Items listed in a dataset
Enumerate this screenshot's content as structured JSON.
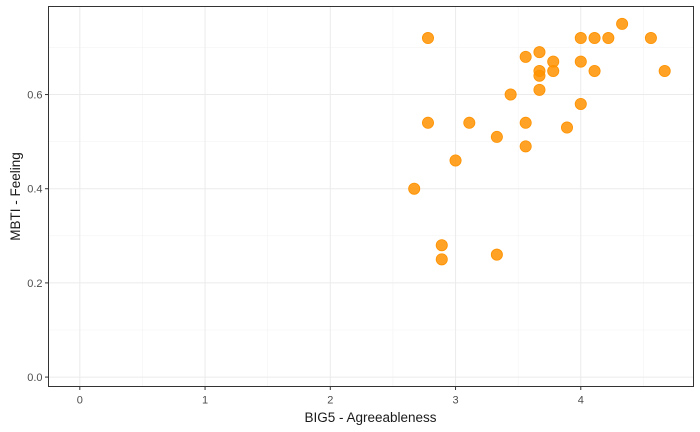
{
  "chart_data": {
    "type": "scatter",
    "title": "",
    "xlabel": "BIG5 - Agreeableness",
    "ylabel": "MBTI - Feeling",
    "xlim": [
      -0.25,
      4.9
    ],
    "ylim": [
      -0.02,
      0.787
    ],
    "x_ticks": [
      0,
      1,
      2,
      3,
      4
    ],
    "y_ticks": [
      0.0,
      0.2,
      0.4,
      0.6
    ],
    "x_tick_labels": [
      "0",
      "1",
      "2",
      "3",
      "4"
    ],
    "y_tick_labels": [
      "0.0",
      "0.2",
      "0.4",
      "0.6"
    ],
    "grid": true,
    "point_color": "#ff9200",
    "series": [
      {
        "points": [
          {
            "x": 2.67,
            "y": 0.4
          },
          {
            "x": 2.78,
            "y": 0.72
          },
          {
            "x": 2.78,
            "y": 0.54
          },
          {
            "x": 2.89,
            "y": 0.28
          },
          {
            "x": 2.89,
            "y": 0.25
          },
          {
            "x": 3.0,
            "y": 0.46
          },
          {
            "x": 3.11,
            "y": 0.54
          },
          {
            "x": 3.33,
            "y": 0.51
          },
          {
            "x": 3.33,
            "y": 0.26
          },
          {
            "x": 3.44,
            "y": 0.6
          },
          {
            "x": 3.56,
            "y": 0.68
          },
          {
            "x": 3.56,
            "y": 0.54
          },
          {
            "x": 3.56,
            "y": 0.49
          },
          {
            "x": 3.67,
            "y": 0.69
          },
          {
            "x": 3.67,
            "y": 0.65
          },
          {
            "x": 3.67,
            "y": 0.64
          },
          {
            "x": 3.67,
            "y": 0.61
          },
          {
            "x": 3.78,
            "y": 0.67
          },
          {
            "x": 3.78,
            "y": 0.65
          },
          {
            "x": 3.89,
            "y": 0.53
          },
          {
            "x": 4.0,
            "y": 0.72
          },
          {
            "x": 4.0,
            "y": 0.67
          },
          {
            "x": 4.0,
            "y": 0.58
          },
          {
            "x": 4.11,
            "y": 0.72
          },
          {
            "x": 4.11,
            "y": 0.65
          },
          {
            "x": 4.22,
            "y": 0.72
          },
          {
            "x": 4.33,
            "y": 0.75
          },
          {
            "x": 4.56,
            "y": 0.72
          },
          {
            "x": 4.67,
            "y": 0.65
          }
        ]
      }
    ]
  }
}
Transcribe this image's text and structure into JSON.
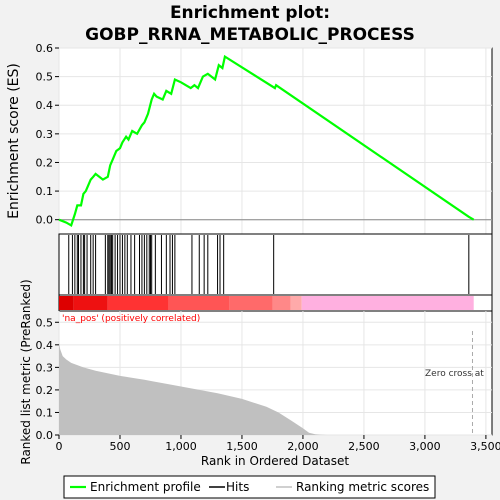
{
  "title_line1": "Enrichment plot:",
  "title_line2": "GOBP_RRNA_METABOLIC_PROCESS",
  "colors": {
    "es_line": "#00ff00",
    "hits": "#000000",
    "metric_fill": "#c0c0c0",
    "pos_note": "#ff0000",
    "zero_cross_line": "#aaaaaa",
    "bar_pos": "#ff0000",
    "bar_neg": "#ffb0e0"
  },
  "chart_data": [
    {
      "type": "line",
      "name": "enrichment-score-panel",
      "ylabel": "Enrichment score (ES)",
      "xlim": [
        0,
        3550
      ],
      "ylim": [
        -0.05,
        0.6
      ],
      "yticks": [
        "0.0",
        "0.1",
        "0.2",
        "0.3",
        "0.4",
        "0.5",
        "0.6"
      ],
      "grid": true,
      "series": [
        {
          "x": [
            0,
            60,
            100,
            130,
            150,
            180,
            200,
            220,
            260,
            280,
            300,
            360,
            400,
            420,
            440,
            470,
            500,
            520,
            550,
            570,
            600,
            640,
            680,
            700,
            730,
            760,
            780,
            800,
            850,
            880,
            920,
            950,
            1000,
            1080,
            1110,
            1140,
            1180,
            1220,
            1280,
            1310,
            1340,
            1360,
            1770,
            1780,
            3360,
            3400
          ],
          "y": [
            0.0,
            -0.01,
            -0.02,
            0.02,
            0.05,
            0.05,
            0.09,
            0.1,
            0.14,
            0.15,
            0.16,
            0.14,
            0.15,
            0.19,
            0.21,
            0.24,
            0.25,
            0.27,
            0.29,
            0.28,
            0.31,
            0.3,
            0.33,
            0.34,
            0.37,
            0.42,
            0.44,
            0.43,
            0.42,
            0.45,
            0.44,
            0.49,
            0.48,
            0.46,
            0.47,
            0.46,
            0.5,
            0.51,
            0.49,
            0.54,
            0.53,
            0.57,
            0.46,
            0.47,
            0.01,
            0.0
          ]
        }
      ]
    },
    {
      "type": "scatter",
      "name": "hits-panel",
      "hits_x": [
        80,
        110,
        130,
        150,
        160,
        180,
        200,
        210,
        230,
        260,
        280,
        300,
        380,
        400,
        410,
        420,
        430,
        440,
        460,
        480,
        500,
        520,
        540,
        560,
        590,
        620,
        660,
        680,
        700,
        720,
        740,
        750,
        760,
        790,
        840,
        880,
        910,
        930,
        950,
        1090,
        1150,
        1190,
        1220,
        1300,
        1320,
        1350,
        1760,
        3360
      ]
    },
    {
      "type": "area",
      "name": "ranked-metric-panel",
      "xlabel": "Rank in Ordered Dataset",
      "ylabel": "Ranked list metric (PreRanked)",
      "xlim": [
        0,
        3550
      ],
      "ylim": [
        0,
        0.55
      ],
      "yticks": [
        "0.0",
        "0.1",
        "0.2",
        "0.3",
        "0.4",
        "0.5"
      ],
      "xticks": [
        "0",
        "500",
        "1,000",
        "1,500",
        "2,000",
        "2,500",
        "3,000",
        "3,500"
      ],
      "grid": true,
      "x": [
        0,
        10,
        30,
        60,
        100,
        200,
        300,
        500,
        700,
        900,
        1100,
        1300,
        1500,
        1700,
        1800,
        1900,
        2000,
        2050,
        2100,
        2150,
        2200,
        2300,
        2500,
        3000,
        3400
      ],
      "y": [
        0.41,
        0.38,
        0.35,
        0.335,
        0.32,
        0.3,
        0.285,
        0.262,
        0.245,
        0.225,
        0.205,
        0.185,
        0.16,
        0.125,
        0.1,
        0.065,
        0.03,
        0.01,
        0.003,
        0.001,
        0.0,
        0.0,
        0.0,
        0.0,
        0.0
      ],
      "pos_note": "'na_pos' (positively correlated)",
      "zero_cross_note": "Zero cross at",
      "zero_cross_x": 3390
    }
  ],
  "legend": {
    "items": [
      {
        "label": "Enrichment profile"
      },
      {
        "label": "Hits"
      },
      {
        "label": "Ranking metric scores"
      }
    ],
    "placement": "bottom"
  }
}
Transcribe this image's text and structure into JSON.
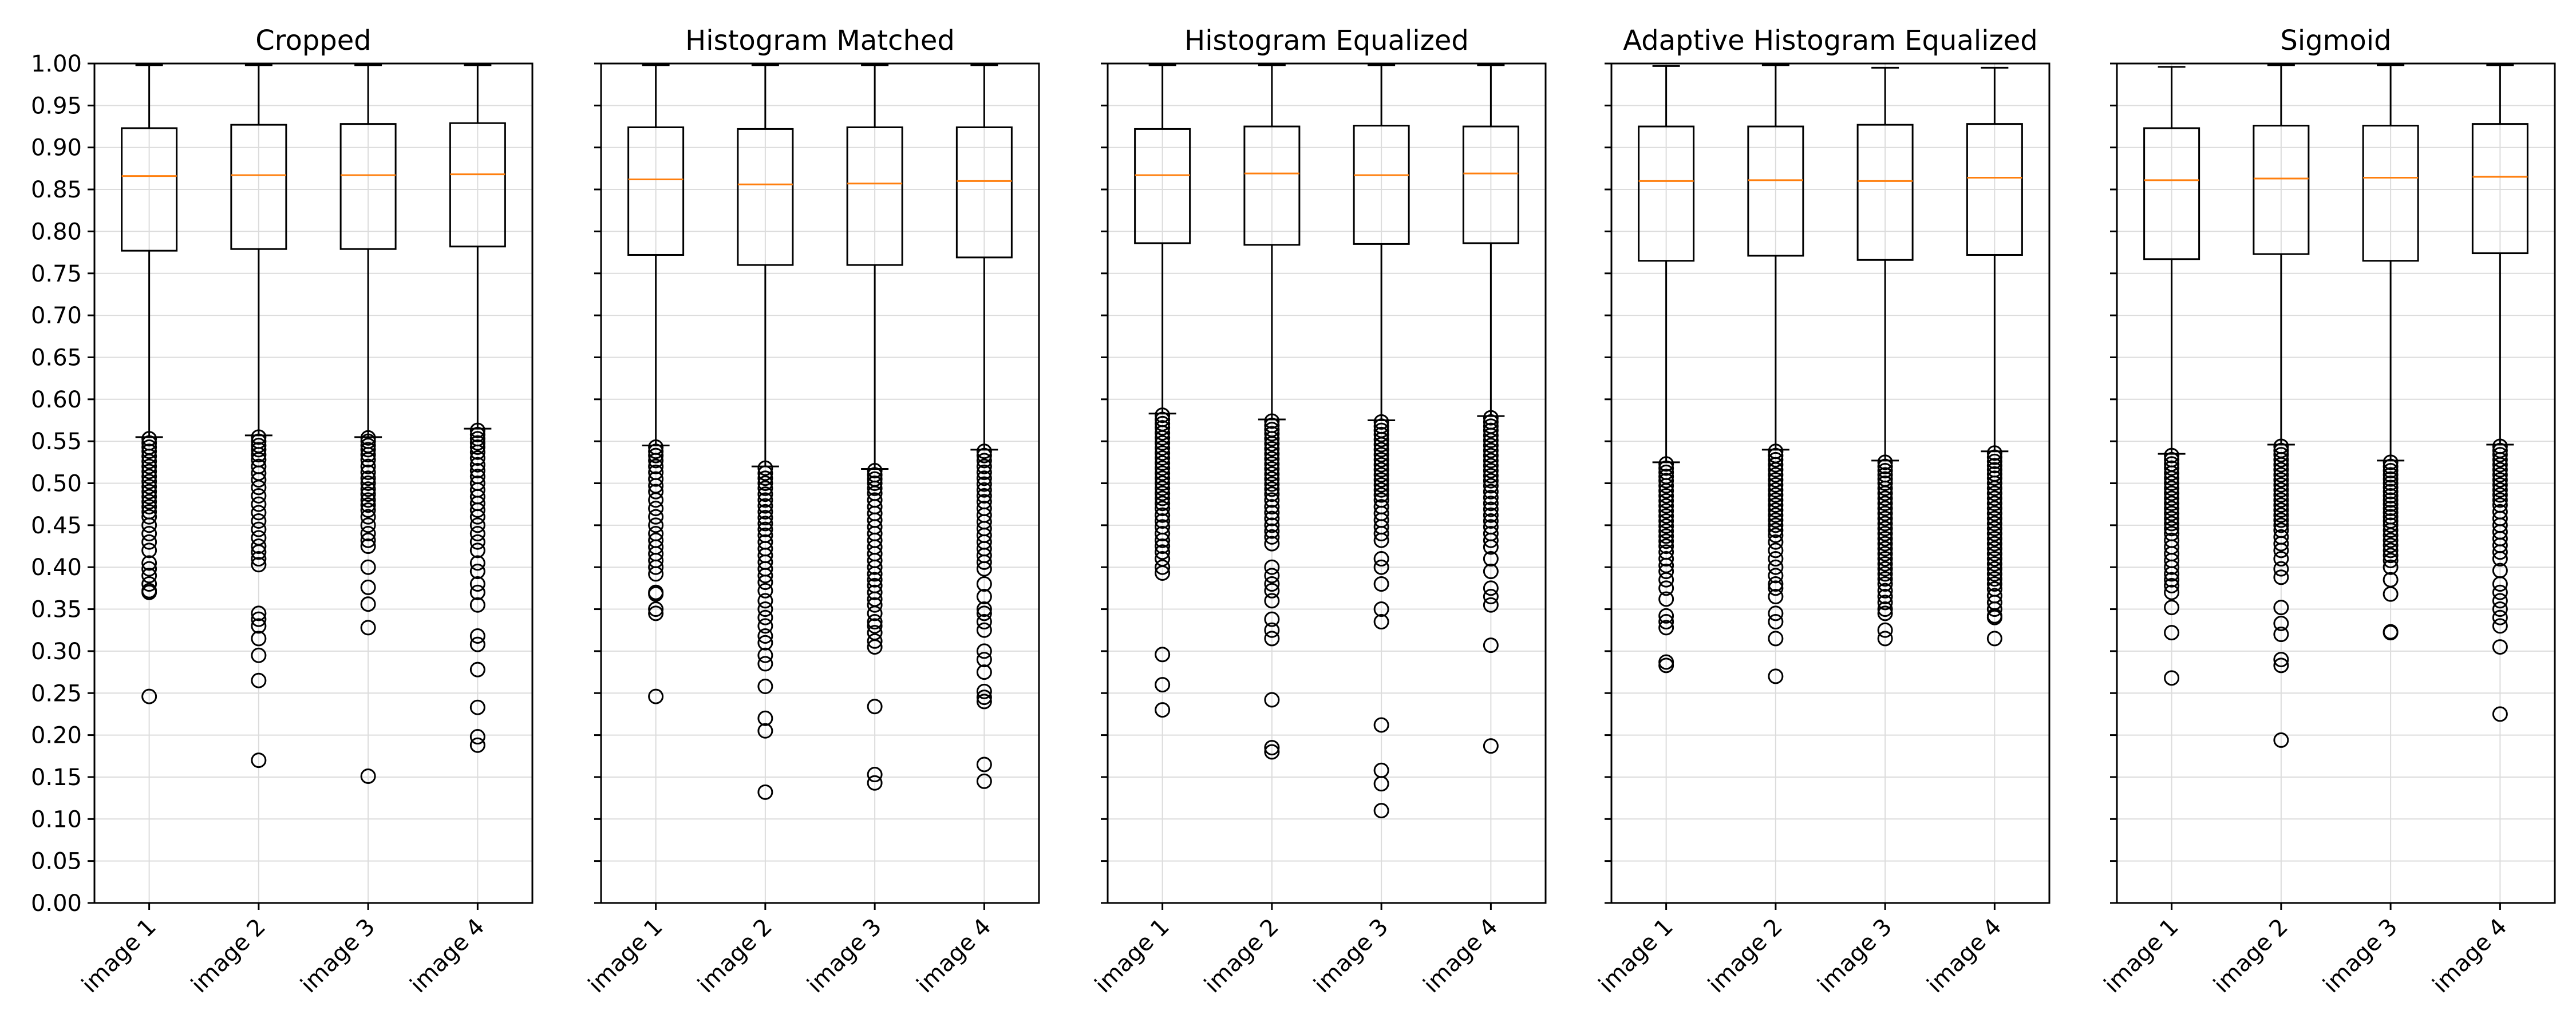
{
  "chart_data": {
    "type": "box",
    "shared_y_axis": true,
    "ylim": [
      0.0,
      1.0
    ],
    "y_ticks": [
      "0.00",
      "0.05",
      "0.10",
      "0.15",
      "0.20",
      "0.25",
      "0.30",
      "0.35",
      "0.40",
      "0.45",
      "0.50",
      "0.55",
      "0.60",
      "0.65",
      "0.70",
      "0.75",
      "0.80",
      "0.85",
      "0.90",
      "0.95",
      "1.00"
    ],
    "grid": true,
    "colors": {
      "box": "#000000",
      "median": "#ff7f0e",
      "grid": "#dcdcdc"
    },
    "panels": [
      {
        "title": "Cropped",
        "categories": [
          "image 1",
          "image 2",
          "image 3",
          "image 4"
        ],
        "boxes": [
          {
            "whisker_low": 0.555,
            "q1": 0.777,
            "median": 0.866,
            "q3": 0.923,
            "whisker_high": 0.998,
            "outliers": [
              0.553,
              0.548,
              0.543,
              0.538,
              0.532,
              0.526,
              0.52,
              0.514,
              0.508,
              0.502,
              0.496,
              0.49,
              0.484,
              0.478,
              0.472,
              0.466,
              0.46,
              0.45,
              0.44,
              0.43,
              0.42,
              0.405,
              0.398,
              0.39,
              0.38,
              0.372,
              0.37,
              0.246
            ]
          },
          {
            "whisker_low": 0.557,
            "q1": 0.779,
            "median": 0.867,
            "q3": 0.927,
            "whisker_high": 0.998,
            "outliers": [
              0.555,
              0.55,
              0.545,
              0.54,
              0.534,
              0.528,
              0.52,
              0.512,
              0.504,
              0.495,
              0.485,
              0.475,
              0.465,
              0.455,
              0.445,
              0.435,
              0.425,
              0.418,
              0.41,
              0.403,
              0.345,
              0.338,
              0.33,
              0.315,
              0.295,
              0.265,
              0.17
            ]
          },
          {
            "whisker_low": 0.555,
            "q1": 0.779,
            "median": 0.867,
            "q3": 0.928,
            "whisker_high": 0.998,
            "outliers": [
              0.554,
              0.55,
              0.545,
              0.54,
              0.534,
              0.528,
              0.52,
              0.513,
              0.506,
              0.5,
              0.493,
              0.487,
              0.48,
              0.474,
              0.468,
              0.46,
              0.45,
              0.44,
              0.432,
              0.425,
              0.4,
              0.376,
              0.356,
              0.328,
              0.151
            ]
          },
          {
            "whisker_low": 0.565,
            "q1": 0.782,
            "median": 0.868,
            "q3": 0.929,
            "whisker_high": 0.998,
            "outliers": [
              0.563,
              0.558,
              0.553,
              0.548,
              0.543,
              0.537,
              0.53,
              0.522,
              0.515,
              0.508,
              0.5,
              0.492,
              0.484,
              0.476,
              0.468,
              0.46,
              0.45,
              0.44,
              0.43,
              0.42,
              0.405,
              0.395,
              0.38,
              0.37,
              0.355,
              0.318,
              0.308,
              0.278,
              0.233,
              0.198,
              0.188
            ]
          }
        ]
      },
      {
        "title": "Histogram Matched",
        "categories": [
          "image 1",
          "image 2",
          "image 3",
          "image 4"
        ],
        "boxes": [
          {
            "whisker_low": 0.545,
            "q1": 0.772,
            "median": 0.862,
            "q3": 0.924,
            "whisker_high": 0.998,
            "outliers": [
              0.543,
              0.538,
              0.533,
              0.527,
              0.52,
              0.513,
              0.505,
              0.497,
              0.49,
              0.48,
              0.47,
              0.46,
              0.45,
              0.44,
              0.432,
              0.424,
              0.416,
              0.408,
              0.4,
              0.392,
              0.37,
              0.368,
              0.35,
              0.345,
              0.246
            ]
          },
          {
            "whisker_low": 0.52,
            "q1": 0.76,
            "median": 0.856,
            "q3": 0.922,
            "whisker_high": 0.998,
            "outliers": [
              0.518,
              0.512,
              0.506,
              0.5,
              0.494,
              0.487,
              0.48,
              0.473,
              0.466,
              0.459,
              0.452,
              0.445,
              0.438,
              0.43,
              0.422,
              0.414,
              0.406,
              0.398,
              0.39,
              0.382,
              0.372,
              0.36,
              0.35,
              0.34,
              0.33,
              0.318,
              0.31,
              0.295,
              0.285,
              0.258,
              0.22,
              0.205,
              0.132
            ]
          },
          {
            "whisker_low": 0.517,
            "q1": 0.76,
            "median": 0.857,
            "q3": 0.924,
            "whisker_high": 0.998,
            "outliers": [
              0.515,
              0.51,
              0.505,
              0.5,
              0.494,
              0.488,
              0.48,
              0.472,
              0.464,
              0.456,
              0.448,
              0.44,
              0.432,
              0.424,
              0.416,
              0.408,
              0.4,
              0.392,
              0.385,
              0.378,
              0.37,
              0.362,
              0.355,
              0.345,
              0.335,
              0.33,
              0.322,
              0.312,
              0.305,
              0.234,
              0.153,
              0.143
            ]
          },
          {
            "whisker_low": 0.54,
            "q1": 0.769,
            "median": 0.86,
            "q3": 0.924,
            "whisker_high": 0.998,
            "outliers": [
              0.538,
              0.533,
              0.527,
              0.52,
              0.513,
              0.506,
              0.499,
              0.492,
              0.485,
              0.478,
              0.47,
              0.462,
              0.454,
              0.446,
              0.438,
              0.43,
              0.422,
              0.414,
              0.406,
              0.398,
              0.38,
              0.365,
              0.35,
              0.345,
              0.335,
              0.325,
              0.3,
              0.29,
              0.275,
              0.252,
              0.245,
              0.24,
              0.165,
              0.145
            ]
          }
        ]
      },
      {
        "title": "Histogram Equalized",
        "categories": [
          "image 1",
          "image 2",
          "image 3",
          "image 4"
        ],
        "boxes": [
          {
            "whisker_low": 0.583,
            "q1": 0.786,
            "median": 0.867,
            "q3": 0.922,
            "whisker_high": 0.998,
            "outliers": [
              0.581,
              0.576,
              0.571,
              0.566,
              0.56,
              0.554,
              0.548,
              0.542,
              0.536,
              0.53,
              0.524,
              0.518,
              0.512,
              0.506,
              0.5,
              0.494,
              0.488,
              0.482,
              0.476,
              0.47,
              0.462,
              0.455,
              0.448,
              0.44,
              0.432,
              0.425,
              0.418,
              0.41,
              0.4,
              0.393,
              0.296,
              0.26,
              0.23
            ]
          },
          {
            "whisker_low": 0.576,
            "q1": 0.784,
            "median": 0.869,
            "q3": 0.925,
            "whisker_high": 0.998,
            "outliers": [
              0.574,
              0.569,
              0.564,
              0.559,
              0.553,
              0.547,
              0.541,
              0.535,
              0.529,
              0.523,
              0.517,
              0.511,
              0.505,
              0.499,
              0.493,
              0.487,
              0.48,
              0.472,
              0.465,
              0.458,
              0.45,
              0.443,
              0.436,
              0.428,
              0.4,
              0.39,
              0.38,
              0.372,
              0.36,
              0.338,
              0.325,
              0.315,
              0.242,
              0.185,
              0.18
            ]
          },
          {
            "whisker_low": 0.575,
            "q1": 0.785,
            "median": 0.867,
            "q3": 0.926,
            "whisker_high": 0.998,
            "outliers": [
              0.573,
              0.568,
              0.563,
              0.558,
              0.552,
              0.546,
              0.54,
              0.534,
              0.528,
              0.522,
              0.516,
              0.51,
              0.504,
              0.498,
              0.492,
              0.486,
              0.48,
              0.472,
              0.464,
              0.456,
              0.448,
              0.44,
              0.432,
              0.41,
              0.4,
              0.38,
              0.35,
              0.335,
              0.212,
              0.158,
              0.142,
              0.11
            ]
          },
          {
            "whisker_low": 0.58,
            "q1": 0.786,
            "median": 0.869,
            "q3": 0.925,
            "whisker_high": 0.998,
            "outliers": [
              0.578,
              0.573,
              0.568,
              0.563,
              0.557,
              0.551,
              0.545,
              0.539,
              0.533,
              0.527,
              0.521,
              0.515,
              0.509,
              0.503,
              0.497,
              0.49,
              0.483,
              0.476,
              0.469,
              0.462,
              0.455,
              0.448,
              0.44,
              0.432,
              0.424,
              0.41,
              0.395,
              0.375,
              0.365,
              0.355,
              0.307,
              0.187
            ]
          }
        ]
      },
      {
        "title": "Adaptive Histogram Equalized",
        "categories": [
          "image 1",
          "image 2",
          "image 3",
          "image 4"
        ],
        "boxes": [
          {
            "whisker_low": 0.525,
            "q1": 0.765,
            "median": 0.86,
            "q3": 0.925,
            "whisker_high": 0.997,
            "outliers": [
              0.523,
              0.518,
              0.513,
              0.508,
              0.503,
              0.497,
              0.491,
              0.485,
              0.479,
              0.473,
              0.467,
              0.461,
              0.455,
              0.449,
              0.443,
              0.437,
              0.431,
              0.425,
              0.418,
              0.41,
              0.402,
              0.395,
              0.385,
              0.375,
              0.362,
              0.342,
              0.335,
              0.328,
              0.287,
              0.283
            ]
          },
          {
            "whisker_low": 0.54,
            "q1": 0.771,
            "median": 0.861,
            "q3": 0.925,
            "whisker_high": 0.998,
            "outliers": [
              0.538,
              0.533,
              0.528,
              0.522,
              0.516,
              0.51,
              0.504,
              0.498,
              0.492,
              0.486,
              0.48,
              0.474,
              0.468,
              0.462,
              0.456,
              0.45,
              0.444,
              0.438,
              0.43,
              0.42,
              0.41,
              0.4,
              0.39,
              0.38,
              0.375,
              0.365,
              0.345,
              0.335,
              0.315,
              0.27
            ]
          },
          {
            "whisker_low": 0.527,
            "q1": 0.766,
            "median": 0.86,
            "q3": 0.927,
            "whisker_high": 0.995,
            "outliers": [
              0.525,
              0.52,
              0.515,
              0.51,
              0.505,
              0.5,
              0.494,
              0.488,
              0.482,
              0.476,
              0.47,
              0.464,
              0.458,
              0.452,
              0.446,
              0.44,
              0.434,
              0.428,
              0.422,
              0.416,
              0.41,
              0.404,
              0.398,
              0.392,
              0.386,
              0.38,
              0.372,
              0.365,
              0.358,
              0.35,
              0.345,
              0.325,
              0.315
            ]
          },
          {
            "whisker_low": 0.538,
            "q1": 0.772,
            "median": 0.864,
            "q3": 0.928,
            "whisker_high": 0.995,
            "outliers": [
              0.536,
              0.531,
              0.526,
              0.521,
              0.516,
              0.511,
              0.506,
              0.5,
              0.494,
              0.488,
              0.482,
              0.476,
              0.47,
              0.464,
              0.458,
              0.452,
              0.446,
              0.44,
              0.434,
              0.428,
              0.422,
              0.416,
              0.41,
              0.404,
              0.398,
              0.392,
              0.386,
              0.38,
              0.374,
              0.366,
              0.358,
              0.35,
              0.342,
              0.34,
              0.315
            ]
          }
        ]
      },
      {
        "title": "Sigmoid",
        "categories": [
          "image 1",
          "image 2",
          "image 3",
          "image 4"
        ],
        "boxes": [
          {
            "whisker_low": 0.535,
            "q1": 0.767,
            "median": 0.861,
            "q3": 0.923,
            "whisker_high": 0.996,
            "outliers": [
              0.533,
              0.528,
              0.523,
              0.518,
              0.512,
              0.506,
              0.5,
              0.494,
              0.488,
              0.482,
              0.476,
              0.47,
              0.464,
              0.458,
              0.452,
              0.446,
              0.44,
              0.432,
              0.424,
              0.416,
              0.408,
              0.4,
              0.392,
              0.385,
              0.378,
              0.37,
              0.352,
              0.322,
              0.268
            ]
          },
          {
            "whisker_low": 0.546,
            "q1": 0.773,
            "median": 0.863,
            "q3": 0.926,
            "whisker_high": 0.998,
            "outliers": [
              0.544,
              0.539,
              0.534,
              0.528,
              0.522,
              0.516,
              0.51,
              0.504,
              0.498,
              0.492,
              0.486,
              0.48,
              0.474,
              0.468,
              0.462,
              0.456,
              0.45,
              0.444,
              0.436,
              0.428,
              0.42,
              0.41,
              0.398,
              0.388,
              0.352,
              0.333,
              0.32,
              0.29,
              0.283,
              0.194
            ]
          },
          {
            "whisker_low": 0.527,
            "q1": 0.765,
            "median": 0.864,
            "q3": 0.926,
            "whisker_high": 0.998,
            "outliers": [
              0.525,
              0.52,
              0.515,
              0.51,
              0.505,
              0.5,
              0.495,
              0.49,
              0.485,
              0.48,
              0.475,
              0.47,
              0.465,
              0.46,
              0.455,
              0.45,
              0.444,
              0.438,
              0.432,
              0.426,
              0.42,
              0.414,
              0.408,
              0.4,
              0.385,
              0.368,
              0.323,
              0.322
            ]
          },
          {
            "whisker_low": 0.546,
            "q1": 0.774,
            "median": 0.865,
            "q3": 0.928,
            "whisker_high": 0.998,
            "outliers": [
              0.544,
              0.539,
              0.534,
              0.528,
              0.522,
              0.516,
              0.51,
              0.504,
              0.498,
              0.492,
              0.486,
              0.48,
              0.474,
              0.466,
              0.458,
              0.45,
              0.442,
              0.434,
              0.426,
              0.418,
              0.41,
              0.396,
              0.38,
              0.37,
              0.36,
              0.35,
              0.34,
              0.33,
              0.305,
              0.225
            ]
          }
        ]
      }
    ]
  }
}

CHALLENGE: Find all lines where the word "Histogram" appears. Copy them.

SOLUTION BELOW:
        "title": "Histogram Matched",
        "title": "Histogram Equalized",
        "title": "Adaptive Histogram Equalized",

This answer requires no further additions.